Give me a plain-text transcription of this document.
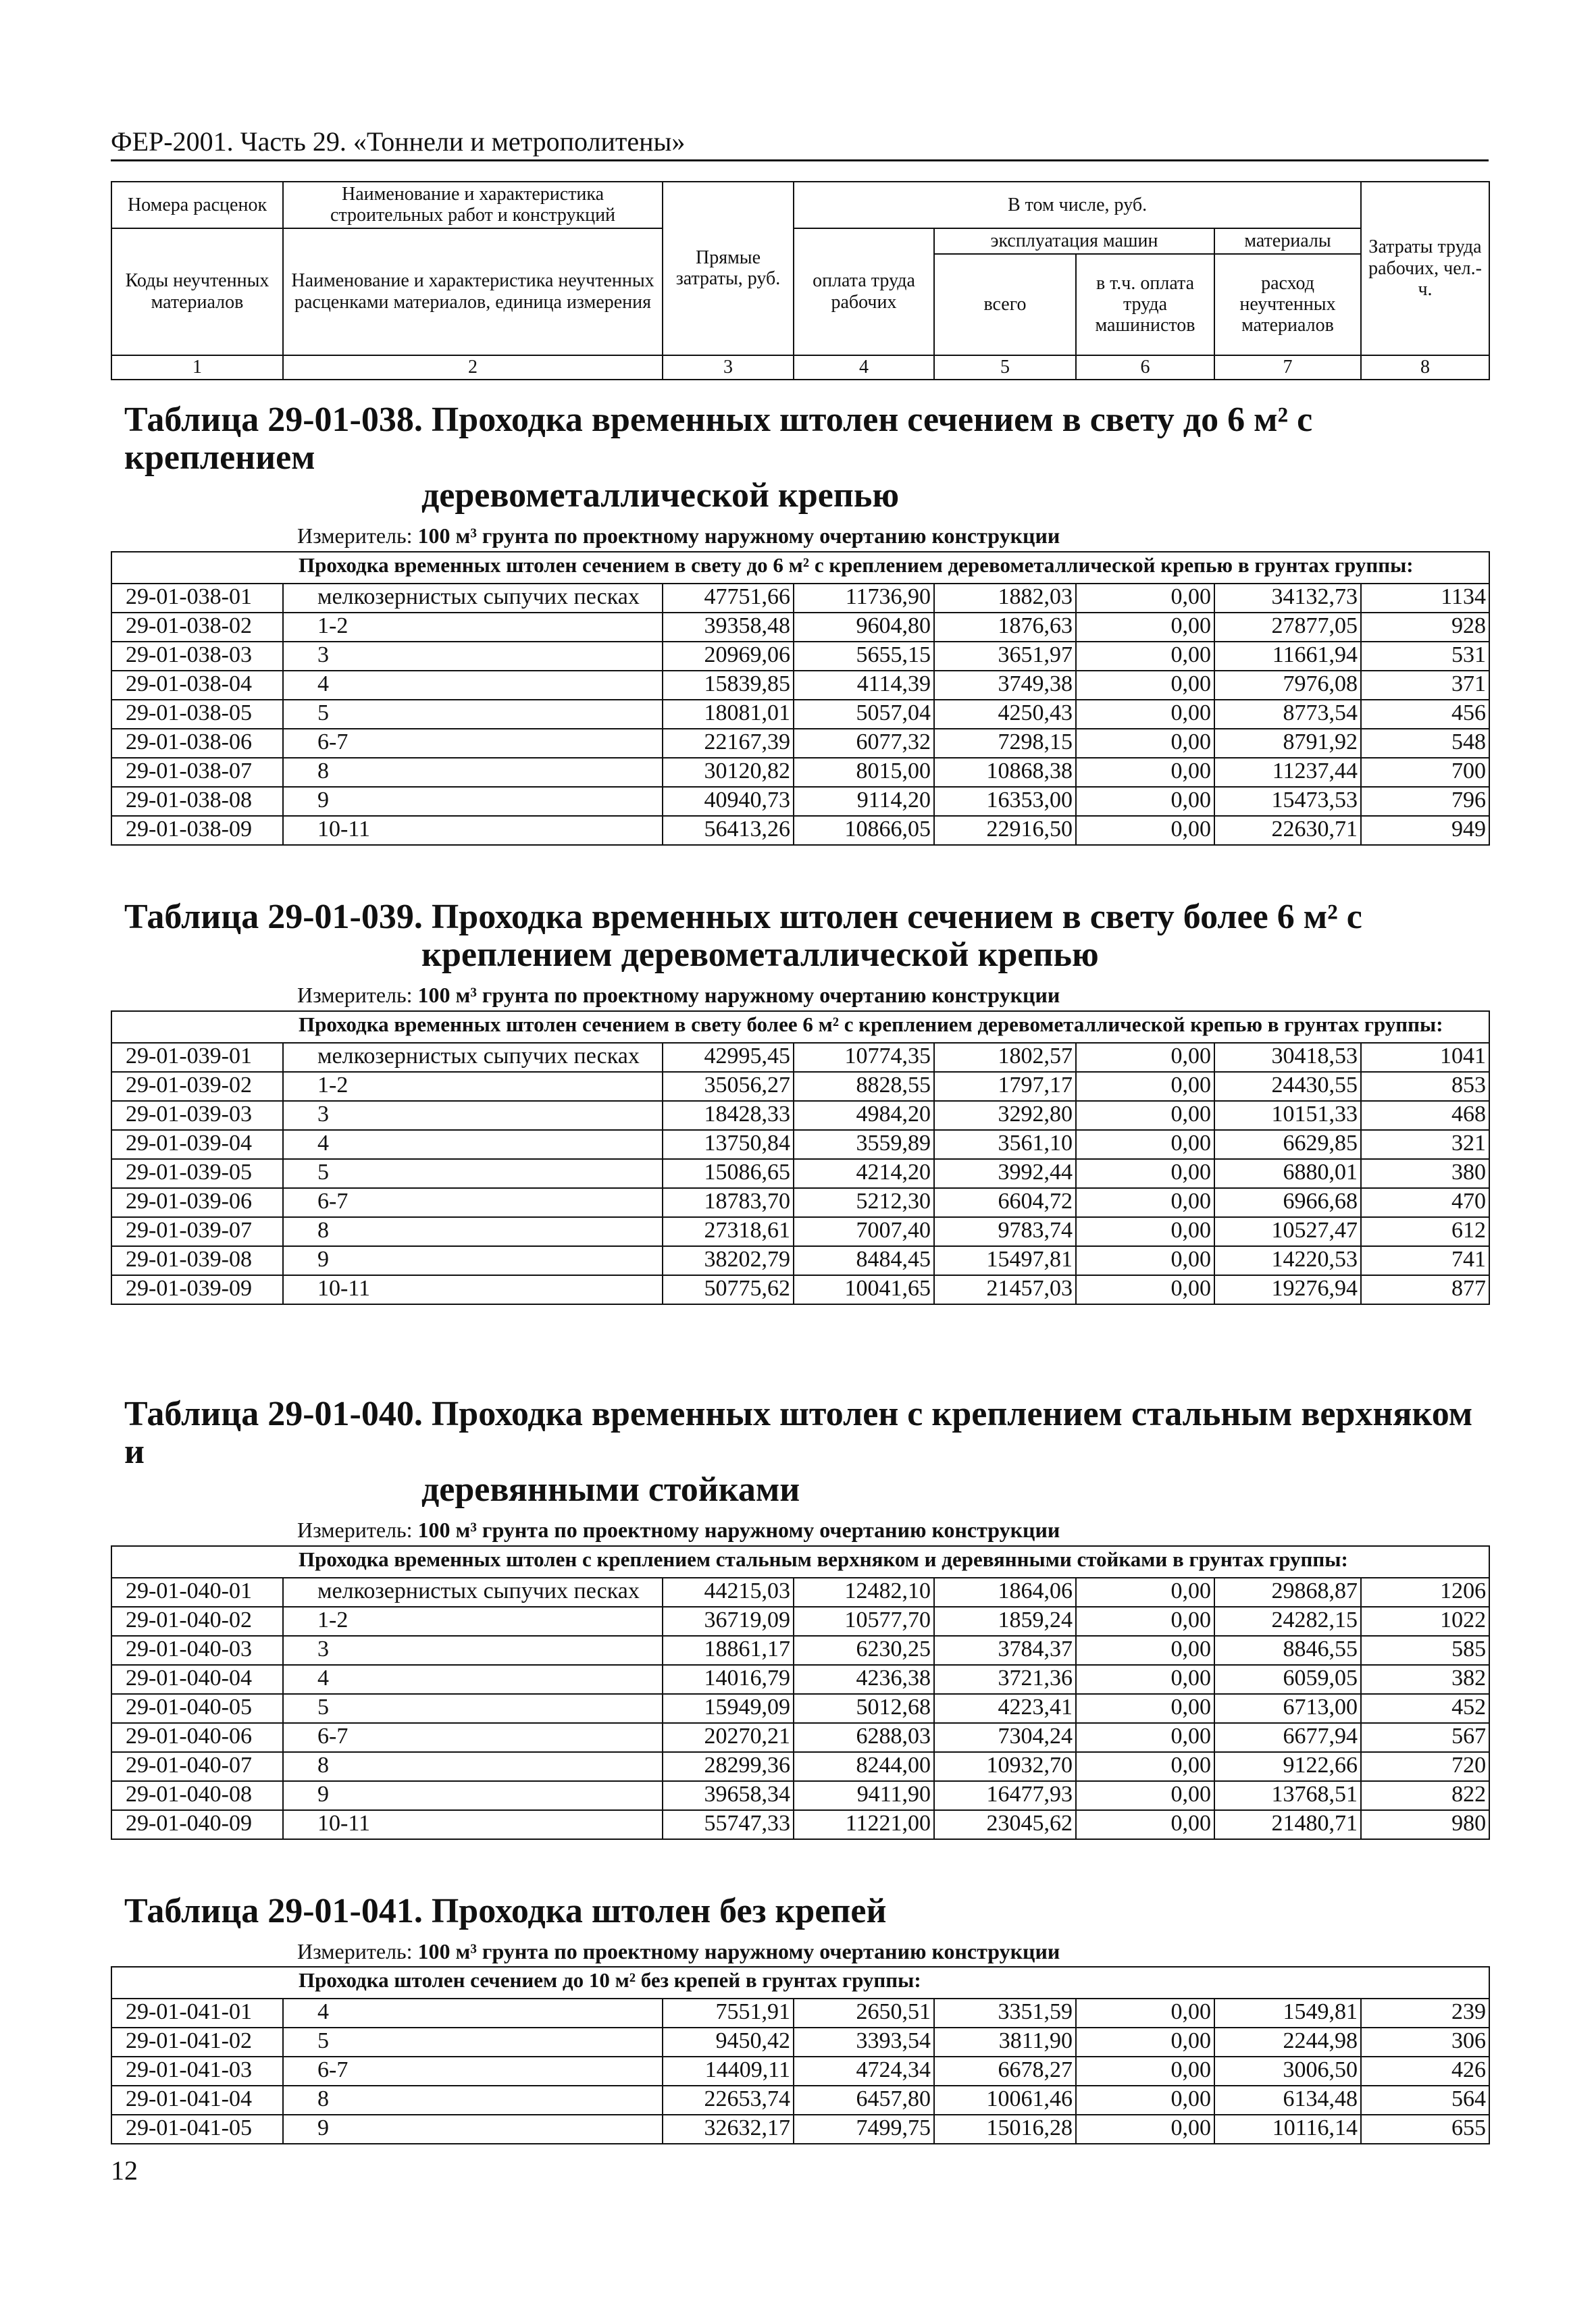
ФЕР-2001. Часть 29. «Тоннели и метрополитены»
Номера расценок	Наименование и характеристика строительных работ и конструкций	Прямые затраты, руб.	В том числе, руб.				Затраты труда рабочих, чел.-ч.
Коды неучтенных материалов	Наименование и характеристика неучтенных расценками материалов, единица измерения		оплата труда рабочих	эксплуатация машин		материалы	
				всего	в т.ч. оплата труда машинистов	расход неучтенных материалов	
1	2	3	4	5	6	7	8
Таблица 29-01-038. Проходка временных штолен сечением в свету до 6 м² с креплением
деревометаллической крепью
Измеритель: 100 м³ грунта по проектному наружному очертанию конструкции
Проходка временных штолен сечением в свету до 6 м² с креплением деревометаллической крепью в грунтах группы:							
29-01-038-01	мелкозернистых сыпучих песках	47751,66	11736,90	1882,03	0,00	34132,73	1134
29-01-038-02	1-2	39358,48	9604,80	1876,63	0,00	27877,05	928
29-01-038-03	3	20969,06	5655,15	3651,97	0,00	11661,94	531
29-01-038-04	4	15839,85	4114,39	3749,38	0,00	7976,08	371
29-01-038-05	5	18081,01	5057,04	4250,43	0,00	8773,54	456
29-01-038-06	6-7	22167,39	6077,32	7298,15	0,00	8791,92	548
29-01-038-07	8	30120,82	8015,00	10868,38	0,00	11237,44	700
29-01-038-08	9	40940,73	9114,20	16353,00	0,00	15473,53	796
29-01-038-09	10-11	56413,26	10866,05	22916,50	0,00	22630,71	949
Таблица 29-01-039. Проходка временных штолен сечением в свету более 6 м² с
креплением деревометаллической крепью
Измеритель: 100 м³ грунта по проектному наружному очертанию конструкции
Проходка временных штолен сечением в свету более 6 м² с креплением деревометаллической крепью в грунтах группы:							
29-01-039-01	мелкозернистых сыпучих песках	42995,45	10774,35	1802,57	0,00	30418,53	1041
29-01-039-02	1-2	35056,27	8828,55	1797,17	0,00	24430,55	853
29-01-039-03	3	18428,33	4984,20	3292,80	0,00	10151,33	468
29-01-039-04	4	13750,84	3559,89	3561,10	0,00	6629,85	321
29-01-039-05	5	15086,65	4214,20	3992,44	0,00	6880,01	380
29-01-039-06	6-7	18783,70	5212,30	6604,72	0,00	6966,68	470
29-01-039-07	8	27318,61	7007,40	9783,74	0,00	10527,47	612
29-01-039-08	9	38202,79	8484,45	15497,81	0,00	14220,53	741
29-01-039-09	10-11	50775,62	10041,65	21457,03	0,00	19276,94	877
Таблица 29-01-040. Проходка временных штолен с креплением стальным верхняком и
деревянными стойками
Измеритель: 100 м³ грунта по проектному наружному очертанию конструкции
Проходка временных штолен с креплением стальным верхняком и деревянными стойками в грунтах группы:							
29-01-040-01	мелкозернистых сыпучих песках	44215,03	12482,10	1864,06	0,00	29868,87	1206
29-01-040-02	1-2	36719,09	10577,70	1859,24	0,00	24282,15	1022
29-01-040-03	3	18861,17	6230,25	3784,37	0,00	8846,55	585
29-01-040-04	4	14016,79	4236,38	3721,36	0,00	6059,05	382
29-01-040-05	5	15949,09	5012,68	4223,41	0,00	6713,00	452
29-01-040-06	6-7	20270,21	6288,03	7304,24	0,00	6677,94	567
29-01-040-07	8	28299,36	8244,00	10932,70	0,00	9122,66	720
29-01-040-08	9	39658,34	9411,90	16477,93	0,00	13768,51	822
29-01-040-09	10-11	55747,33	11221,00	23045,62	0,00	21480,71	980
Таблица 29-01-041. Проходка штолен без крепей
Измеритель: 100 м³ грунта по проектному наружному очертанию конструкции
Проходка штолен сечением до 10 м² без крепей в грунтах группы:							
29-01-041-01	4	7551,91	2650,51	3351,59	0,00	1549,81	239
29-01-041-02	5	9450,42	3393,54	3811,90	0,00	2244,98	306
29-01-041-03	6-7	14409,11	4724,34	6678,27	0,00	3006,50	426
29-01-041-04	8	22653,74	6457,80	10061,46	0,00	6134,48	564
29-01-041-05	9	32632,17	7499,75	15016,28	0,00	10116,14	655
12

**What you are asked to do**
From the listing, copy each line containing the word "труда".

**Solution to this problem**
Номера расценок	Наименование и характеристика строительных работ и конструкций	Прямые затраты, руб.	В том числе, руб.				Затраты труда рабочих, чел.-ч.
Коды неучтенных материалов	Наименование и характеристика неучтенных расценками материалов, единица измерения		оплата труда рабочих	эксплуатация машин		материалы	
				всего	в т.ч. оплата труда машинистов	расход неучтенных материалов	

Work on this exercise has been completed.